* Excerpts from a figure dataset
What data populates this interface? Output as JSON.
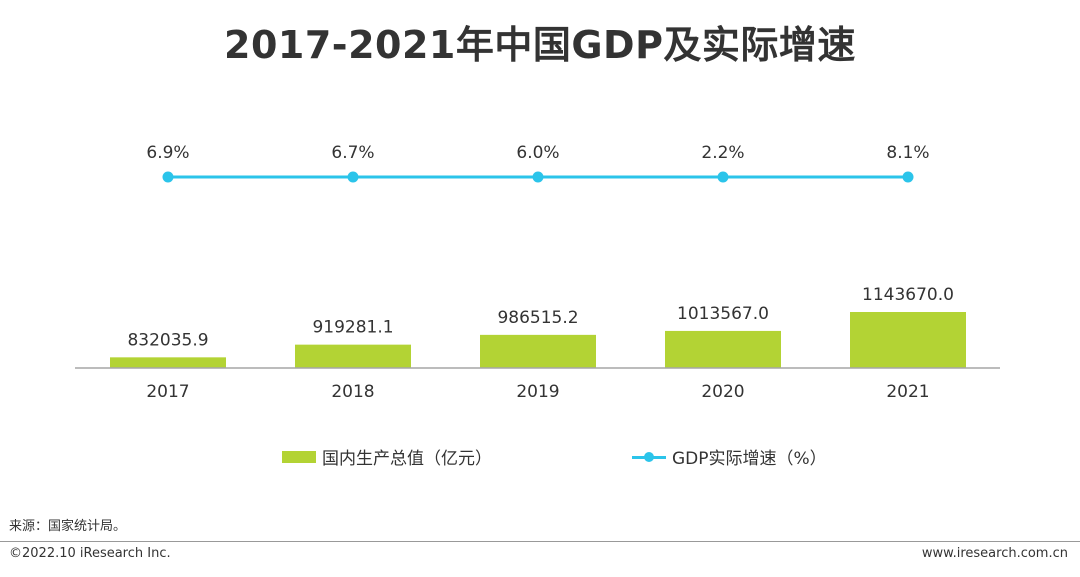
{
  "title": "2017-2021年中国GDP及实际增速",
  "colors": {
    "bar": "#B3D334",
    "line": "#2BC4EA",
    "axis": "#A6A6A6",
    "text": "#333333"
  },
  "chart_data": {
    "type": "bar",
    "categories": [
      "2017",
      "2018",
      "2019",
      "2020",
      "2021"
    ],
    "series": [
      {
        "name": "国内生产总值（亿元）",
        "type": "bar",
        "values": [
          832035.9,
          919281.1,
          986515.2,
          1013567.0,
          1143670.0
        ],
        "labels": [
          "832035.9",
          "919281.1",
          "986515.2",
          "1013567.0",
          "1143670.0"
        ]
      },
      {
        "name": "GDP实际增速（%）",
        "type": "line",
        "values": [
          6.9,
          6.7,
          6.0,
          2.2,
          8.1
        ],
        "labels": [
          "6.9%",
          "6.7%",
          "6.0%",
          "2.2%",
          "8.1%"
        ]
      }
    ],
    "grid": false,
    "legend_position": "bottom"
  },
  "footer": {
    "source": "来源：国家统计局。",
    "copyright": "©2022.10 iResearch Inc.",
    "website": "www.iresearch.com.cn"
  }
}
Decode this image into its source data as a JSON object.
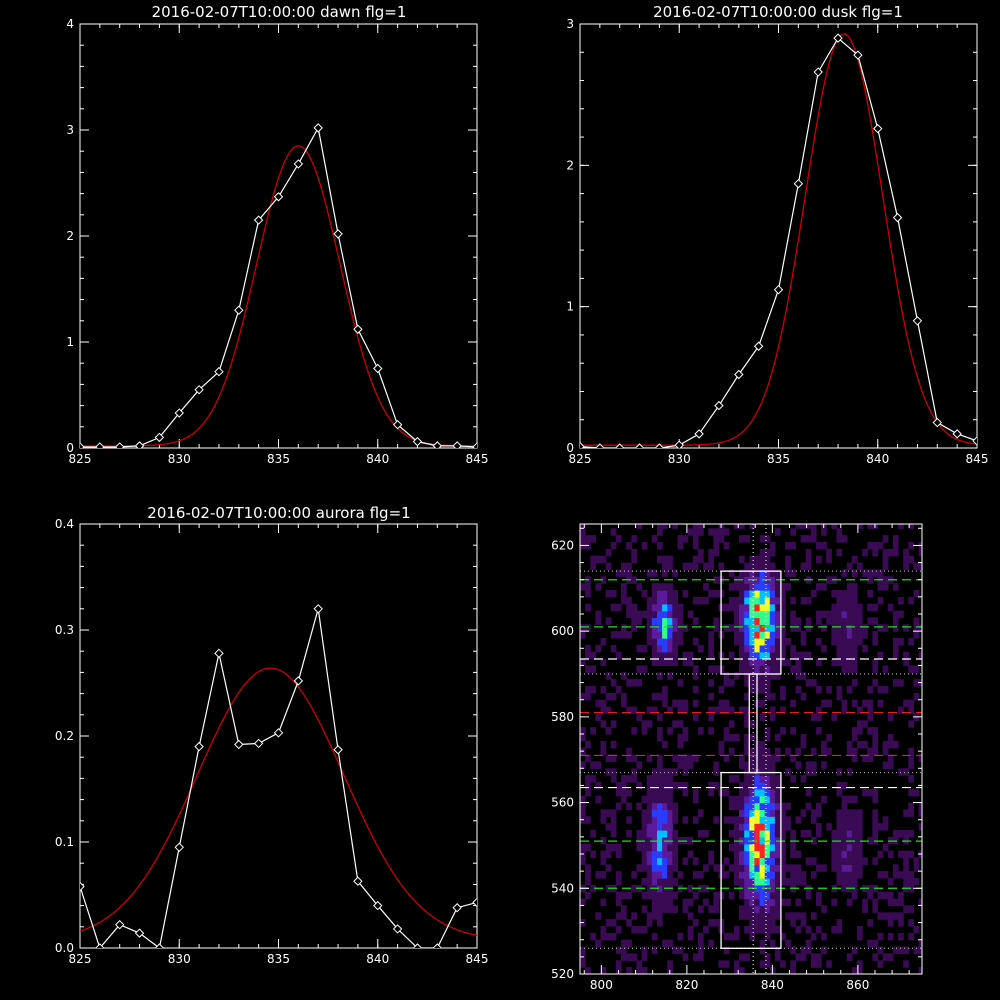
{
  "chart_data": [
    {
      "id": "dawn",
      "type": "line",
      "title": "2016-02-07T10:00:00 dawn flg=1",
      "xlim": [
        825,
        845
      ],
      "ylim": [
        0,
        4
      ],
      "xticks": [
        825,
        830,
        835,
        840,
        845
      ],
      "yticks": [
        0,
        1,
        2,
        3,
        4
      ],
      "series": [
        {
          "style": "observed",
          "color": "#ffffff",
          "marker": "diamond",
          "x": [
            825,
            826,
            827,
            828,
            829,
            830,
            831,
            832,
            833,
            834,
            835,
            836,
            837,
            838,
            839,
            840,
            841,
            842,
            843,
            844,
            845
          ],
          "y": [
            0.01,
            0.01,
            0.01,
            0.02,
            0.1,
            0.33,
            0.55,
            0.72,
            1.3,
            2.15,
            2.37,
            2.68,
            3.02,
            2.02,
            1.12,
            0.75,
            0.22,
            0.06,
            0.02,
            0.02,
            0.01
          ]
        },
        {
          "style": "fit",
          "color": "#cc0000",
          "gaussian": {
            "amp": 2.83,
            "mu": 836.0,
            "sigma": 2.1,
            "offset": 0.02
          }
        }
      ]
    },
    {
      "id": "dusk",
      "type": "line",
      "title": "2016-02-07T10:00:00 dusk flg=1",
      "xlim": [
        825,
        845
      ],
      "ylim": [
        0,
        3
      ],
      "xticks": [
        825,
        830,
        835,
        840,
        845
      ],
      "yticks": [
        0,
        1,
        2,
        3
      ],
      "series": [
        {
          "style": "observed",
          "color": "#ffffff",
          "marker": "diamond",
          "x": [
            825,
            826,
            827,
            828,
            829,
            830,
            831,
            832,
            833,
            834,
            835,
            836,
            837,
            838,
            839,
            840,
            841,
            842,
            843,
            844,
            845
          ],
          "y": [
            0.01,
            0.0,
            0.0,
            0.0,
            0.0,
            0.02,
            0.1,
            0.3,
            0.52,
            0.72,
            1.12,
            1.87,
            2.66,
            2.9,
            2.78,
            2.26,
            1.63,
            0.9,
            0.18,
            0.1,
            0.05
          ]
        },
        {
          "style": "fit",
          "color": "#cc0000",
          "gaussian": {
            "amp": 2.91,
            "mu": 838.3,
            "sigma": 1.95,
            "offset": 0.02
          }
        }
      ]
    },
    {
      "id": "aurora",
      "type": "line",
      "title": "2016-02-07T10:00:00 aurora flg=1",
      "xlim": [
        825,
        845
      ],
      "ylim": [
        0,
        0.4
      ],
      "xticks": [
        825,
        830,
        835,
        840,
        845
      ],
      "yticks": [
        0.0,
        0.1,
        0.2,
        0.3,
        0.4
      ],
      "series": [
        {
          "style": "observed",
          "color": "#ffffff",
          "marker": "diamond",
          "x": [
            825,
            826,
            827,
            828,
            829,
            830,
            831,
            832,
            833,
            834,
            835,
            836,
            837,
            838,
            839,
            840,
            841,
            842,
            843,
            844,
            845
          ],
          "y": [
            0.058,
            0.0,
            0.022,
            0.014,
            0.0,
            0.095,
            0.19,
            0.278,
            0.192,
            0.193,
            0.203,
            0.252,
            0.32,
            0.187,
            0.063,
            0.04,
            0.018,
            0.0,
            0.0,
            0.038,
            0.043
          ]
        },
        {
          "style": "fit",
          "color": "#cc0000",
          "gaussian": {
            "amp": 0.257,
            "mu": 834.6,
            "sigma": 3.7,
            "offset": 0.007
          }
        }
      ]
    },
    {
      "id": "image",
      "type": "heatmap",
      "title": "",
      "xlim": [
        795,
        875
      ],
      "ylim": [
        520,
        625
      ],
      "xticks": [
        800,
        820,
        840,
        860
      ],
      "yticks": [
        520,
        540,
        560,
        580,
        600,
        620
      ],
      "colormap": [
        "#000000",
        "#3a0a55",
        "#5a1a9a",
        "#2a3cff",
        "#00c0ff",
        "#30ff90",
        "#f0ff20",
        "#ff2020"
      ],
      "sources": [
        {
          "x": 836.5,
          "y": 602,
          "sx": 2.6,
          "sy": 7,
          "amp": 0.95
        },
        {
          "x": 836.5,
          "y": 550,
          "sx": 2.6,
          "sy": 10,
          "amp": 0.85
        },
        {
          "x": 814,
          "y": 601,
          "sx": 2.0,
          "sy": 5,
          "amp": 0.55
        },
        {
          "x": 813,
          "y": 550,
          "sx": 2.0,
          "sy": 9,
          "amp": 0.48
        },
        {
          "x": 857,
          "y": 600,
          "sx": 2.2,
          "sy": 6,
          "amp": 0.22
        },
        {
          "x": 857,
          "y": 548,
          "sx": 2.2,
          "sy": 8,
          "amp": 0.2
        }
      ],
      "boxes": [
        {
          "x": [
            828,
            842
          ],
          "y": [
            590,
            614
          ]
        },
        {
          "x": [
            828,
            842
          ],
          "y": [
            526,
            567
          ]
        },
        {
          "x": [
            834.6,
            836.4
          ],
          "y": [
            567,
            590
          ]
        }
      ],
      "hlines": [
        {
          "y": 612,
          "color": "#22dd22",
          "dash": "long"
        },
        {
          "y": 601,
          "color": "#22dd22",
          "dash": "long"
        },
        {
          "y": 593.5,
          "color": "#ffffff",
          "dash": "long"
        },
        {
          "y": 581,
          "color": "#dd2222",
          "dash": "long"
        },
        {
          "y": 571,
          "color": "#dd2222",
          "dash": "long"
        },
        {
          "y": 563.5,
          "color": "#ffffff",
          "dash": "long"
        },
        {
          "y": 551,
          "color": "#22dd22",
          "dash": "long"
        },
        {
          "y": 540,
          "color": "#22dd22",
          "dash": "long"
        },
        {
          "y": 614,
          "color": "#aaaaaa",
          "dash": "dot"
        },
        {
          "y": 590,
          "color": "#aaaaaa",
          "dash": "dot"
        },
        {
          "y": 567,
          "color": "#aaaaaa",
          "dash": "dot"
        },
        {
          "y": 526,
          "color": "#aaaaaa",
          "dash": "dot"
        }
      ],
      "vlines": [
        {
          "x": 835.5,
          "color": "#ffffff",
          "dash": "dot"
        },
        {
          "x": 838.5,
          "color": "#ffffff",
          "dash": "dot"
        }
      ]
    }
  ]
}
...
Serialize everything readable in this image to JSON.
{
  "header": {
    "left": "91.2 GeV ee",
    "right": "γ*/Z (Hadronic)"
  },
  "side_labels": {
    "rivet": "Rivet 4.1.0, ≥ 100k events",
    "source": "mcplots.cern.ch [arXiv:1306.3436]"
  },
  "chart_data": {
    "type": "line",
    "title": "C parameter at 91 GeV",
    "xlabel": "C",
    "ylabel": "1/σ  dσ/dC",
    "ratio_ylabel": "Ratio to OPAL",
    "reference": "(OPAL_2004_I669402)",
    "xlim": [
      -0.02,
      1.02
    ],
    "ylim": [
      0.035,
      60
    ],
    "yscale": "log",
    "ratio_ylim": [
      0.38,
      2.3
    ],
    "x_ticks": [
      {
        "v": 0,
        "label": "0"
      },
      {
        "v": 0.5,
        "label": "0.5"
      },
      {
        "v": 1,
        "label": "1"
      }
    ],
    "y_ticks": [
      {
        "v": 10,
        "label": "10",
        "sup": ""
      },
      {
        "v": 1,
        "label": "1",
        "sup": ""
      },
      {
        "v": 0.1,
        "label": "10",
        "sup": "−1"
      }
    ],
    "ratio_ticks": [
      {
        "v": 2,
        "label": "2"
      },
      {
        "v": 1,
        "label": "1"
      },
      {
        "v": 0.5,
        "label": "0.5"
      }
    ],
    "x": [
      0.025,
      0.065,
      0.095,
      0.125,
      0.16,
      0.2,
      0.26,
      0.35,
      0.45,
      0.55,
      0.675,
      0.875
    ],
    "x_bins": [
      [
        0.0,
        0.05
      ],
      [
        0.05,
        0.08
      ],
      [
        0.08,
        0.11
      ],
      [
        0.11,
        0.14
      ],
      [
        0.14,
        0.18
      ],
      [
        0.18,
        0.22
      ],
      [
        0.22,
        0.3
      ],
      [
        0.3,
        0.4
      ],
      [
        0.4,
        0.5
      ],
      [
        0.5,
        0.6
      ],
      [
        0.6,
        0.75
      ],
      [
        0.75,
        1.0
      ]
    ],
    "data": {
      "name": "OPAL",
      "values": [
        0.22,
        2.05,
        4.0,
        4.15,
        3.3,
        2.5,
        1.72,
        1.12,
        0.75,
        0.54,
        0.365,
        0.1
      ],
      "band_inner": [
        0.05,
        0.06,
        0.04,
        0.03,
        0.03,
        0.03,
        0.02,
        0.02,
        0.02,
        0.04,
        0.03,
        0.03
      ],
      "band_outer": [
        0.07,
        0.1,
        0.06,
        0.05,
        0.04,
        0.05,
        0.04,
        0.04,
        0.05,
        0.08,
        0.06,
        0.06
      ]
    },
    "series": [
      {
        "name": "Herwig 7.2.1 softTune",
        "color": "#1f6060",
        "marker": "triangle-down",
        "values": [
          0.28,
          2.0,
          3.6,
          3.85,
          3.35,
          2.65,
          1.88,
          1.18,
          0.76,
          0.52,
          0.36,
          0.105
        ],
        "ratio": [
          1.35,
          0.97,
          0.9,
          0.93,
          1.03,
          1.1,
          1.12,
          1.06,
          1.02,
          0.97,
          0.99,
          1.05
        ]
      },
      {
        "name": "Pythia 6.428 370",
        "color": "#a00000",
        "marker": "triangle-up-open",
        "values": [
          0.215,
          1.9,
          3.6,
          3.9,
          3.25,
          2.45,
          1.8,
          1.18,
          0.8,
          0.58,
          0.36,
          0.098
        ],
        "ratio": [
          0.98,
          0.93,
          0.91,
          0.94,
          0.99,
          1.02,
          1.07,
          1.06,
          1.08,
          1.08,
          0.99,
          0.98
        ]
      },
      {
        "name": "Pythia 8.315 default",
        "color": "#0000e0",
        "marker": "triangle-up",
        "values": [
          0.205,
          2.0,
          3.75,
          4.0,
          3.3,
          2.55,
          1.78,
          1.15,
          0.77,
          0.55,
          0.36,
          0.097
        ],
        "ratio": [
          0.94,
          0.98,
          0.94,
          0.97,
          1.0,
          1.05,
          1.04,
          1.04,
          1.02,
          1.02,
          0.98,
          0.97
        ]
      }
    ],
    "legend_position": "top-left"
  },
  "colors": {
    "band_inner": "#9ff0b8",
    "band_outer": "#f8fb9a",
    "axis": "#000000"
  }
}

* Goal
All lines of the data above that include the word "left" must be shown.

* Output of the task
    "left": "91.2 GeV ee",
    "legend_position": "top-left"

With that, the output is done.